* _OBJECTIVE_: Reproduce the entries word for word, and omit any picture you find in them.
# start of SUPPLIED ENTRIES
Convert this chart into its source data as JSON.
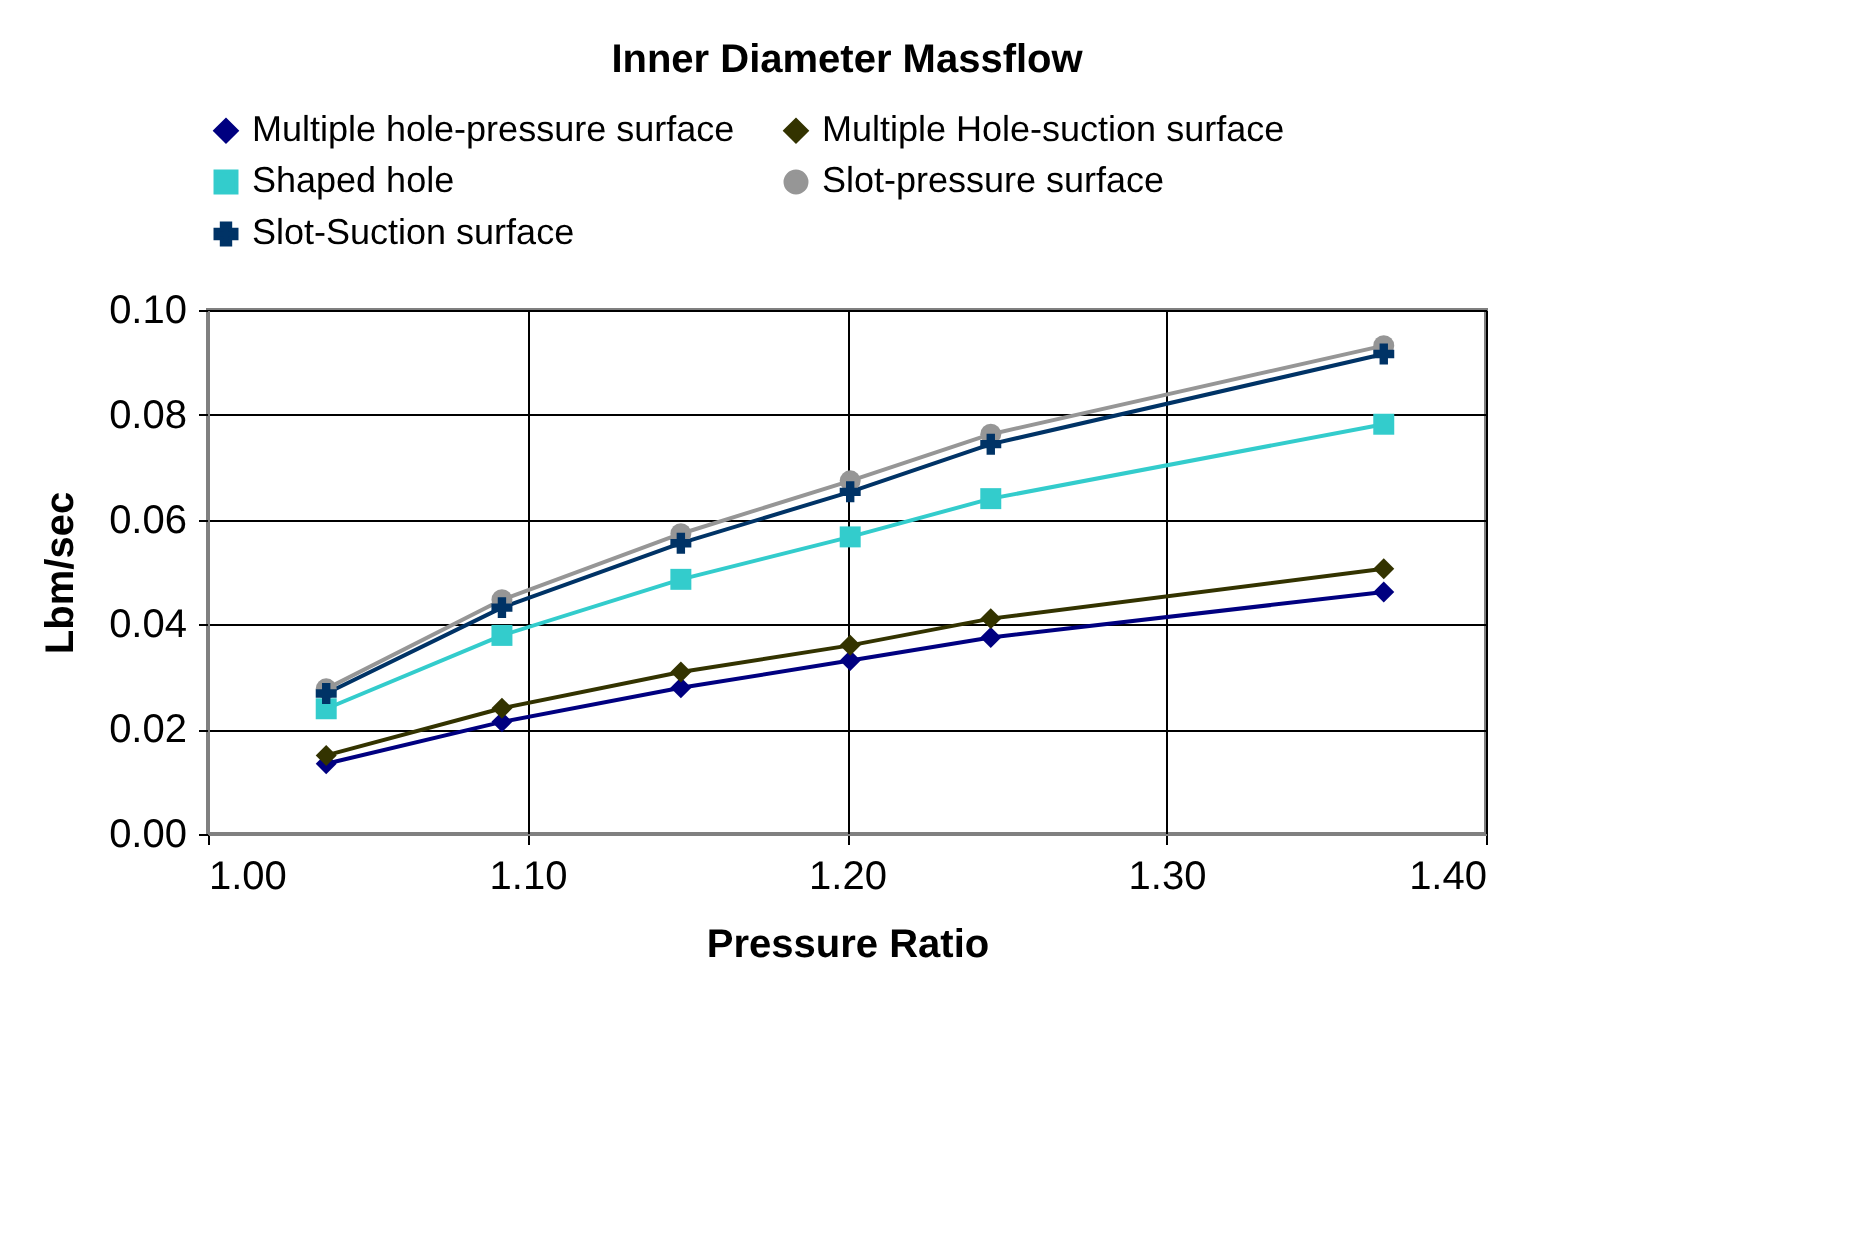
{
  "chart_data": {
    "type": "line",
    "title": "Inner Diameter Massflow",
    "xlabel": "Pressure Ratio",
    "ylabel": "Lbm/sec",
    "x": [
      1.037,
      1.092,
      1.148,
      1.201,
      1.245,
      1.368
    ],
    "series": [
      {
        "name": "Multiple hole-pressure surface",
        "color": "#000080",
        "marker": "diamond",
        "values": [
          0.0134,
          0.0214,
          0.0279,
          0.0331,
          0.0375,
          0.0462
        ]
      },
      {
        "name": "Multiple Hole-suction surface",
        "color": "#333300",
        "marker": "diamond",
        "values": [
          0.015,
          0.024,
          0.0309,
          0.036,
          0.0411,
          0.0506
        ]
      },
      {
        "name": "Shaped hole",
        "color": "#33cccc",
        "marker": "square",
        "values": [
          0.0239,
          0.0379,
          0.0486,
          0.0567,
          0.064,
          0.0782
        ]
      },
      {
        "name": "Slot-pressure surface",
        "color": "#969696",
        "marker": "circle",
        "values": [
          0.0277,
          0.0447,
          0.0573,
          0.0674,
          0.0763,
          0.0932
        ]
      },
      {
        "name": "Slot-Suction surface",
        "color": "#003366",
        "marker": "cross",
        "values": [
          0.0268,
          0.0432,
          0.0555,
          0.0653,
          0.0744,
          0.0916
        ]
      }
    ],
    "xlim": [
      1.0,
      1.4
    ],
    "xticks": [
      {
        "value": 1.0,
        "label": "1.00"
      },
      {
        "value": 1.1,
        "label": "1.10"
      },
      {
        "value": 1.2,
        "label": "1.20"
      },
      {
        "value": 1.3,
        "label": "1.30"
      },
      {
        "value": 1.4,
        "label": "1.40"
      }
    ],
    "ylim": [
      0,
      0.1
    ],
    "yticks": [
      {
        "value": 0,
        "label": "0.00"
      },
      {
        "value": 0.02,
        "label": "0.02"
      },
      {
        "value": 0.04,
        "label": "0.04"
      },
      {
        "value": 0.06,
        "label": "0.06"
      },
      {
        "value": 0.08,
        "label": "0.08"
      },
      {
        "value": 0.1,
        "label": "0.10"
      }
    ],
    "grid": true,
    "legend": "top"
  }
}
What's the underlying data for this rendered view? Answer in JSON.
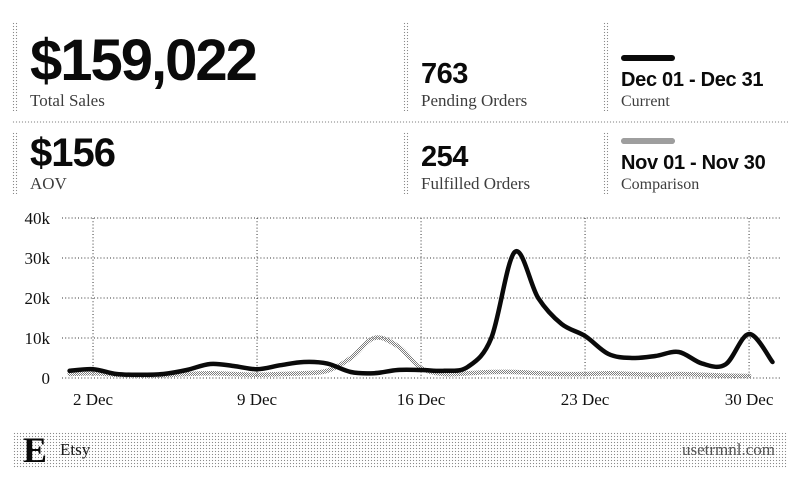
{
  "metrics": [
    {
      "value": "$159,022",
      "label": "Total Sales"
    },
    {
      "value": "763",
      "label": "Pending Orders"
    },
    {
      "value": "$156",
      "label": "AOV"
    },
    {
      "value": "254",
      "label": "Fulfilled Orders"
    }
  ],
  "footer": {
    "logo_letter": "E",
    "app_name": "Etsy",
    "site": "usetrmnl.com"
  },
  "colors": {
    "ink": "#0a0a0a",
    "label_gray": "#3d3d3d",
    "dither_gray": "#8a8a8a",
    "grid": "#333333"
  },
  "chart_data": {
    "type": "line",
    "title": "",
    "xlabel": "",
    "ylabel": "",
    "ylim": [
      0,
      40000
    ],
    "grid": true,
    "y_ticks": [
      {
        "value": 40000,
        "label": "40k"
      },
      {
        "value": 30000,
        "label": "30k"
      },
      {
        "value": 20000,
        "label": "20k"
      },
      {
        "value": 10000,
        "label": "10k"
      },
      {
        "value": 0,
        "label": "0"
      }
    ],
    "x_ticks": [
      {
        "day": 2,
        "label": "2 Dec"
      },
      {
        "day": 9,
        "label": "9 Dec"
      },
      {
        "day": 16,
        "label": "16 Dec"
      },
      {
        "day": 23,
        "label": "23 Dec"
      },
      {
        "day": 30,
        "label": "30 Dec"
      }
    ],
    "series": [
      {
        "name": "Current",
        "range": "Dec 01 - Dec 31",
        "style": "solid",
        "values": [
          1800,
          2200,
          1000,
          800,
          1000,
          2000,
          3500,
          3000,
          2200,
          3200,
          4000,
          3600,
          1500,
          1200,
          2000,
          2000,
          1800,
          2800,
          10000,
          31500,
          20000,
          13500,
          10500,
          6000,
          5000,
          5500,
          6500,
          3600,
          3400,
          11000,
          4000
        ]
      },
      {
        "name": "Comparison",
        "range": "Nov 01 - Nov 30",
        "style": "dithered",
        "values": [
          1000,
          1200,
          800,
          600,
          700,
          1000,
          1200,
          1000,
          800,
          1000,
          1200,
          1800,
          5000,
          10000,
          8000,
          2500,
          1000,
          1200,
          1500,
          1500,
          1200,
          1000,
          1000,
          1200,
          1000,
          800,
          1000,
          800,
          600,
          500
        ]
      }
    ]
  }
}
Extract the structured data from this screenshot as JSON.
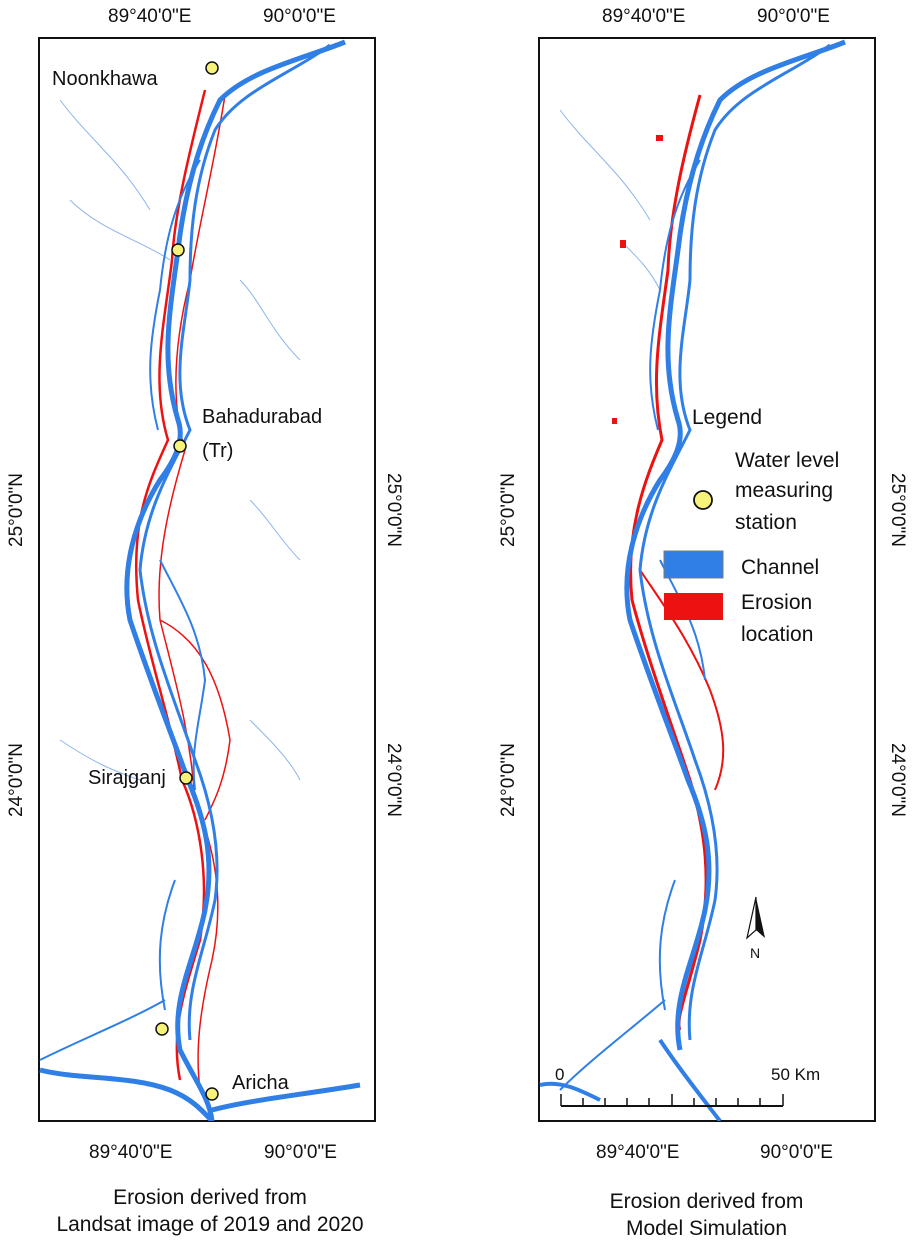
{
  "panels": [
    {
      "id": "left",
      "caption_line1": "Erosion derived from",
      "caption_line2": "Landsat image of 2019 and 2020",
      "top_ticks": [
        "89°40'0\"E",
        "90°0'0\"E"
      ],
      "bottom_ticks": [
        "89°40'0\"E",
        "90°0'0\"E"
      ],
      "left_ticks": [
        "25°0'0\"N",
        "24°0'0\"N"
      ],
      "right_ticks": [
        "25°0'0\"N",
        "24°0'0\"N"
      ],
      "stations": [
        {
          "name": "Noonkhawa",
          "icon": "station-circle"
        },
        {
          "name": "",
          "icon": "station-circle"
        },
        {
          "name": "Bahadurabad",
          "name2": "(Tr)",
          "icon": "station-circle"
        },
        {
          "name": "Sirajganj",
          "icon": "station-circle"
        },
        {
          "name": "",
          "icon": "station-circle"
        },
        {
          "name": "Aricha",
          "icon": "station-circle"
        }
      ]
    },
    {
      "id": "right",
      "caption_line1": "Erosion derived from",
      "caption_line2": "Model Simulation",
      "top_ticks": [
        "89°40'0\"E",
        "90°0'0\"E"
      ],
      "bottom_ticks": [
        "89°40'0\"E",
        "90°0'0\"E"
      ],
      "left_ticks": [
        "25°0'0\"N",
        "24°0'0\"N"
      ],
      "right_ticks": [
        "25°0'0\"N",
        "24°0'0\"N"
      ]
    }
  ],
  "legend": {
    "title": "Legend",
    "station_label_1": "Water level",
    "station_label_2": "measuring",
    "station_label_3": "station",
    "channel_label": "Channel",
    "erosion_label_1": "Erosion",
    "erosion_label_2": "location"
  },
  "north_arrow": {
    "label": "N",
    "icon": "north-arrow-icon"
  },
  "scale_bar": {
    "start_label": "0",
    "end_label": "50 Km"
  },
  "colors": {
    "channel": "#2f7fe6",
    "erosion": "#ee1111",
    "station_fill": "#f7f27a",
    "frame": "#111111"
  }
}
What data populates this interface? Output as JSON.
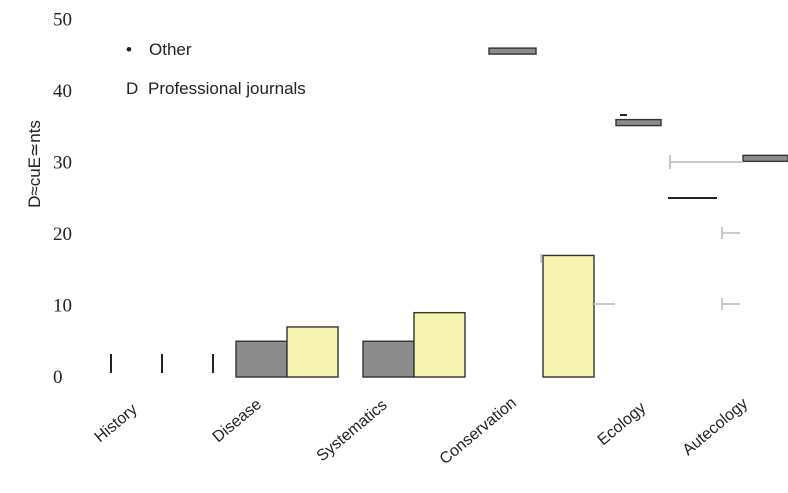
# end of SUPPLIED ENTRIES
* _SOLUTION FOR THIS EXERCISE_:
Convert this chart into its source data as JSON.
{
  "chart_data": {
    "type": "line",
    "title": "Inner Diameter Massflow",
    "xlabel": "Pressure Ratio",
    "ylabel": "Lbm/sec",
    "x": [
      1.037,
      1.092,
      1.148,
      1.201,
      1.245,
      1.368
    ],
    "series": [
      {
        "name": "Multiple hole-pressure surface",
        "color": "#000080",
        "marker": "diamond",
        "values": [
          0.0134,
          0.0214,
          0.0279,
          0.0331,
          0.0375,
          0.0462
        ]
      },
      {
        "name": "Multiple Hole-suction surface",
        "color": "#333300",
        "marker": "diamond",
        "values": [
          0.015,
          0.024,
          0.0309,
          0.036,
          0.0411,
          0.0506
        ]
      },
      {
        "name": "Shaped hole",
        "color": "#33cccc",
        "marker": "square",
        "values": [
          0.0239,
          0.0379,
          0.0486,
          0.0567,
          0.064,
          0.0782
        ]
      },
      {
        "name": "Slot-pressure surface",
        "color": "#969696",
        "marker": "circle",
        "values": [
          0.0277,
          0.0447,
          0.0573,
          0.0674,
          0.0763,
          0.0932
        ]
      },
      {
        "name": "Slot-Suction surface",
        "color": "#003366",
        "marker": "cross",
        "values": [
          0.0268,
          0.0432,
          0.0555,
          0.0653,
          0.0744,
          0.0916
        ]
      }
    ],
    "xlim": [
      1.0,
      1.4
    ],
    "xticks": [
      {
        "value": 1.0,
        "label": "1.00"
      },
      {
        "value": 1.1,
        "label": "1.10"
      },
      {
        "value": 1.2,
        "label": "1.20"
      },
      {
        "value": 1.3,
        "label": "1.30"
      },
      {
        "value": 1.4,
        "label": "1.40"
      }
    ],
    "ylim": [
      0,
      0.1
    ],
    "yticks": [
      {
        "value": 0,
        "label": "0.00"
      },
      {
        "value": 0.02,
        "label": "0.02"
      },
      {
        "value": 0.04,
        "label": "0.04"
      },
      {
        "value": 0.06,
        "label": "0.06"
      },
      {
        "value": 0.08,
        "label": "0.08"
      },
      {
        "value": 0.1,
        "label": "0.10"
      }
    ],
    "grid": true,
    "legend": "top"
  }
}
What's the underlying data for this rendered view? Answer in JSON.
{
  "metrics": [
    {
      "value": "$159,022",
      "label": "Total Sales"
    },
    {
      "value": "763",
      "label": "Pending Orders"
    },
    {
      "value": "$156",
      "label": "AOV"
    },
    {
      "value": "254",
      "label": "Fulfilled Orders"
    }
  ],
  "footer": {
    "logo_letter": "E",
    "app_name": "Etsy",
    "site": "usetrmnl.com"
  },
  "colors": {
    "ink": "#0a0a0a",
    "label_gray": "#3d3d3d",
    "dither_gray": "#8a8a8a",
    "grid": "#333333"
  },
  "chart_data": {
    "type": "line",
    "title": "",
    "xlabel": "",
    "ylabel": "",
    "ylim": [
      0,
      40000
    ],
    "grid": true,
    "y_ticks": [
      {
        "value": 40000,
        "label": "40k"
      },
      {
        "value": 30000,
        "label": "30k"
      },
      {
        "value": 20000,
        "label": "20k"
      },
      {
        "value": 10000,
        "label": "10k"
      },
      {
        "value": 0,
        "label": "0"
      }
    ],
    "x_ticks": [
      {
        "day": 2,
        "label": "2 Dec"
      },
      {
        "day": 9,
        "label": "9 Dec"
      },
      {
        "day": 16,
        "label": "16 Dec"
      },
      {
        "day": 23,
        "label": "23 Dec"
      },
      {
        "day": 30,
        "label": "30 Dec"
      }
    ],
    "series": [
      {
        "name": "Current",
        "range": "Dec 01 - Dec 31",
        "style": "solid",
        "values": [
          1800,
          2200,
          1000,
          800,
          1000,
          2000,
          3500,
          3000,
          2200,
          3200,
          4000,
          3600,
          1500,
          1200,
          2000,
          2000,
          1800,
          2800,
          10000,
          31500,
          20000,
          13500,
          10500,
          6000,
          5000,
          5500,
          6500,
          3600,
          3400,
          11000,
          4000
        ]
      },
      {
        "name": "Comparison",
        "range": "Nov 01 - Nov 30",
        "style": "dithered",
        "values": [
          1000,
          1200,
          800,
          600,
          700,
          1000,
          1200,
          1000,
          800,
          1000,
          1200,
          1800,
          5000,
          10000,
          8000,
          2500,
          1000,
          1200,
          1500,
          1500,
          1200,
          1000,
          1000,
          1200,
          1000,
          800,
          1000,
          800,
          600,
          500
        ]
      }
    ]
  }
}
Extract the structured data from this screenshot as JSON.
{
  "panels": [
    {
      "id": "left",
      "caption_line1": "Erosion derived from",
      "caption_line2": "Landsat image of 2019 and 2020",
      "top_ticks": [
        "89°40'0\"E",
        "90°0'0\"E"
      ],
      "bottom_ticks": [
        "89°40'0\"E",
        "90°0'0\"E"
      ],
      "left_ticks": [
        "25°0'0\"N",
        "24°0'0\"N"
      ],
      "right_ticks": [
        "25°0'0\"N",
        "24°0'0\"N"
      ],
      "stations": [
        {
          "name": "Noonkhawa",
          "icon": "station-circle"
        },
        {
          "name": "",
          "icon": "station-circle"
        },
        {
          "name": "Bahadurabad",
          "name2": "(Tr)",
          "icon": "station-circle"
        },
        {
          "name": "Sirajganj",
          "icon": "station-circle"
        },
        {
          "name": "",
          "icon": "station-circle"
        },
        {
          "name": "Aricha",
          "icon": "station-circle"
        }
      ]
    },
    {
      "id": "right",
      "caption_line1": "Erosion derived from",
      "caption_line2": "Model Simulation",
      "top_ticks": [
        "89°40'0\"E",
        "90°0'0\"E"
      ],
      "bottom_ticks": [
        "89°40'0\"E",
        "90°0'0\"E"
      ],
      "left_ticks": [
        "25°0'0\"N",
        "24°0'0\"N"
      ],
      "right_ticks": [
        "25°0'0\"N",
        "24°0'0\"N"
      ]
    }
  ],
  "legend": {
    "title": "Legend",
    "station_label_1": "Water level",
    "station_label_2": "measuring",
    "station_label_3": "station",
    "channel_label": "Channel",
    "erosion_label_1": "Erosion",
    "erosion_label_2": "location"
  },
  "north_arrow": {
    "label": "N",
    "icon": "north-arrow-icon"
  },
  "scale_bar": {
    "start_label": "0",
    "end_label": "50 Km"
  },
  "colors": {
    "channel": "#2f7fe6",
    "erosion": "#ee1111",
    "station_fill": "#f7f27a",
    "frame": "#111111"
  }
}
What data populates this interface? Output as JSON.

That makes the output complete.